### DATA LINES
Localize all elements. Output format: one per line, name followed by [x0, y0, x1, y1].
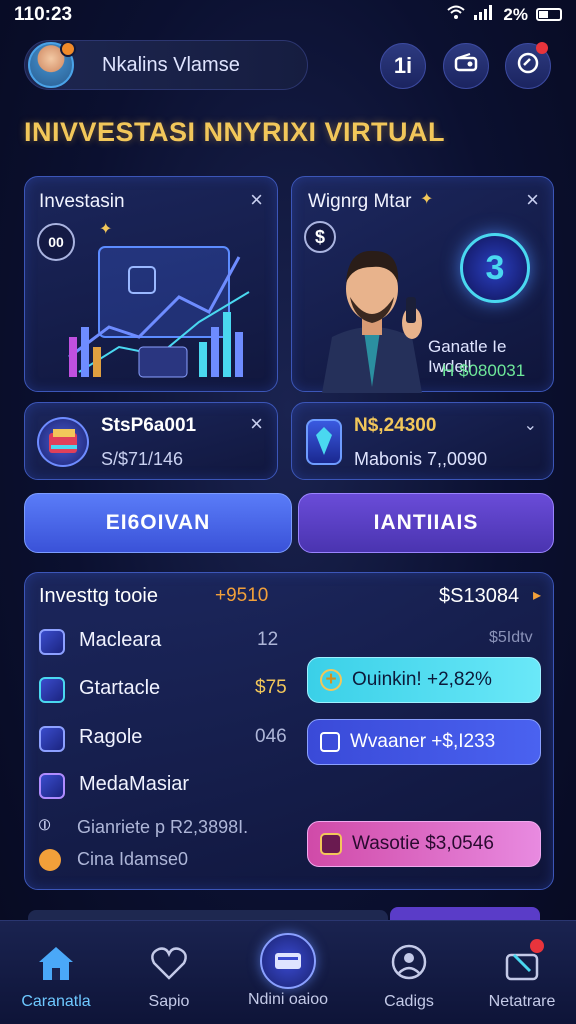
row-value: 12 — [257, 629, 279, 650]
battery-icon — [536, 8, 562, 21]
profile-pill[interactable]: Nkalins Vlamse — [24, 40, 308, 90]
square-icon — [39, 726, 65, 752]
heart-icon — [145, 939, 193, 987]
value-pill-text: Wvaaner +$,I233 — [350, 731, 496, 752]
info-icon: ⦶ — [39, 817, 51, 834]
balance-amount: N$,24300 — [354, 415, 437, 436]
signal-icon — [473, 4, 495, 25]
message-icon — [516, 51, 540, 81]
gain-pill-text: Ouinkin! +2,82% — [352, 669, 492, 690]
stock-card[interactable]: StsP6a001 S/$71/146 × — [24, 402, 278, 480]
gift-icon — [320, 833, 342, 855]
chart-illustration — [68, 246, 250, 378]
chevron-right-icon[interactable]: ▸ — [533, 585, 541, 605]
stats-button[interactable]: 1i — [380, 43, 426, 89]
value-pill[interactable]: Wvaaner +$,I233 — [307, 719, 541, 765]
nav-label: Cadigs — [384, 993, 434, 1010]
panel-total: $S13084 — [439, 585, 520, 607]
portfolio-panel: Investtg tooie +9510 $S13084 ▸ $5Idtv Ma… — [24, 572, 554, 890]
status-indicators: 2% — [447, 4, 562, 25]
nav-label: Netatrare — [488, 993, 556, 1010]
nav-item-rewards[interactable]: Netatrare — [468, 921, 576, 1024]
withdraw-pill[interactable]: Wasotie $3,0546 — [307, 821, 541, 867]
manager-card[interactable]: Wignrg Mtar ✦ × $ 3 Ganatle Ie Iwdell H … — [291, 176, 554, 393]
chevron-down-icon[interactable]: ⌄ — [524, 415, 537, 435]
row-label: Gtartacle — [79, 677, 161, 699]
row-label: Ragole — [79, 726, 143, 748]
wallet-icon — [260, 933, 316, 989]
battery-percent: 2% — [503, 4, 528, 24]
card-icon — [39, 677, 65, 703]
nav-label: Ndini oaioo — [247, 991, 329, 1008]
sparkle-icon: ✦ — [420, 191, 434, 208]
coin-number: 3 — [485, 248, 505, 287]
row-label: MedaMasiar — [79, 773, 190, 795]
row-label: Macleara — [79, 629, 162, 651]
panel-subtotal: $5Idtv — [489, 629, 533, 646]
manager-avatar — [322, 250, 422, 393]
status-bar: 110:23 2% — [0, 0, 576, 30]
gift-icon — [498, 939, 546, 987]
coin-badge: 3 — [460, 233, 530, 303]
wallet-icon — [454, 53, 478, 79]
messages-button[interactable] — [505, 42, 551, 89]
nav-item-favorites[interactable]: Sapio — [112, 921, 226, 1024]
sparkle-icon: ✦ — [99, 221, 113, 238]
invest-card-title: Investasin — [39, 191, 125, 212]
stats-label: 1i — [393, 53, 413, 78]
home-icon — [32, 939, 80, 987]
nav-item-chat[interactable]: Cadigs — [350, 921, 468, 1024]
manager-card-title: Wignrg Mtar — [308, 191, 412, 212]
row-value: 046 — [255, 726, 287, 747]
footer-line-1: Gianriete p R2,3898I. — [77, 817, 249, 837]
close-icon[interactable]: × — [250, 189, 263, 211]
withdraw-pill-text: Wasotie $3,0546 — [352, 833, 494, 854]
balance-label: Mabonis 7,,0090 — [354, 449, 488, 469]
footer-line-2: Cina Idamse0 — [77, 849, 189, 869]
stock-title: StsP6a001 — [101, 415, 197, 436]
row-value: $75 — [255, 677, 287, 698]
avatar[interactable] — [28, 41, 76, 88]
wifi-icon — [447, 4, 466, 25]
wallet-button[interactable] — [443, 43, 489, 89]
balance-card[interactable]: N$,24300 Mabonis 7,,0090 ⌄ — [291, 402, 554, 480]
close-icon[interactable]: × — [250, 413, 263, 435]
bottom-nav: Caranatla Sapio Ndini oaioo Cadigs Netat… — [0, 920, 576, 1024]
invest-button-label: EI6OIVAN — [105, 511, 211, 534]
manager-amount: H $080031 — [442, 361, 526, 380]
plus-circle-icon: + — [320, 669, 342, 691]
nav-item-wallet[interactable]: Ndini oaioo — [226, 921, 350, 1024]
invest-button[interactable]: EI6OIVAN — [24, 493, 292, 553]
avatar-badge — [60, 41, 76, 57]
transactions-button-label: IANTIIAIS — [373, 511, 479, 534]
leaf-icon — [39, 629, 65, 655]
square-icon — [320, 732, 340, 752]
coin-icon — [39, 849, 61, 871]
chat-icon — [385, 939, 433, 987]
profile-name: Nkalins Vlamse — [102, 53, 240, 76]
status-time: 110:23 — [14, 4, 73, 25]
tag-icon — [39, 773, 65, 799]
gem-icon — [306, 419, 342, 465]
notification-dot — [530, 939, 544, 953]
invest-card[interactable]: Investasin × 00 ✦ — [24, 176, 278, 392]
stock-icon — [37, 417, 89, 467]
close-icon[interactable]: × — [526, 189, 539, 211]
panel-delta: +9510 — [215, 585, 269, 606]
nav-label: Caranatla — [21, 993, 91, 1010]
notification-dot — [536, 42, 548, 54]
panel-title: Investtg tooie — [39, 585, 158, 607]
gain-pill[interactable]: + Ouinkin! +2,82% — [307, 657, 541, 703]
page-title: INIVVESTASI NNYRIXI VIRTUAL — [24, 117, 446, 147]
transactions-button[interactable]: IANTIIAIS — [298, 493, 554, 553]
stock-subtitle: S/$71/146 — [101, 449, 184, 469]
nav-label: Sapio — [148, 993, 190, 1010]
nav-item-home[interactable]: Caranatla — [0, 921, 112, 1024]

### GOAL
Recast the stretch of the listing from the line containing "row-value: 12 — [257, 629, 279, 650]" through the line containing "manager-card[interactable]: Wignrg Mtar" as a JSON list of strings, with one string per line and blank lines left out.

### FINISHED TASK
[
  "row-value: 12 — [257, 629, 279, 650]",
  "battery-icon — [536, 8, 562, 21]",
  "profile-pill[interactable]: Nkalins Vlamse — [24, 40, 308, 90]",
  "square-icon — [39, 726, 65, 752]",
  "heart-icon — [145, 939, 193, 987]",
  "value-pill-text: Wvaaner +$,I233 — [350, 731, 496, 752]",
  "info-icon: ⦶ — [39, 817, 51, 834]",
  "balance-amount: N$,24300 — [354, 415, 437, 436]",
  "signal-icon — [473, 4, 495, 25]",
  "message-icon — [516, 51, 540, 81]",
  "gain-pill-text: Ouinkin! +2,82% — [352, 669, 492, 690]",
  "stock-card[interactable]: StsP6a001 S/$71/146 × — [24, 402, 278, 480]",
  "gift-icon — [320, 833, 342, 855]",
  "chart-illustration — [68, 246, 250, 378]",
  "chevron-right-icon[interactable]: ▸ — [533, 585, 541, 605]",
  "stats-button[interactable]: 1i — [380, 43, 426, 89]",
  "value-pill[interactable]: Wvaaner +$,I233 — [307, 719, 541, 765]",
  "nav-label: Cadigs — [384, 993, 434, 1010]",
  "panel-total: $S13084 — [439, 585, 520, 607]",
  "portfolio-panel: Investtg tooie +9510 $S13084 ▸ $5Idtv Ma… — [24, 572, 554, 890]",
  "status-indicators: 2% — [447, 4, 562, 25]",
  "nav-label: Netatrare — [488, 993, 556, 1010]",
  "nav-item-rewards[interactable]: Netatrare — [468, 921, 576, 1024]",
  "withdraw-pill[interactable]: Wasotie $3,0546 — [307, 821, 541, 867]",
  "manager-card[interactable]: Wignrg Mtar ✦ × $ 3 Ganatle Ie Iwdell H … — [291, 176, 554, 393]"
]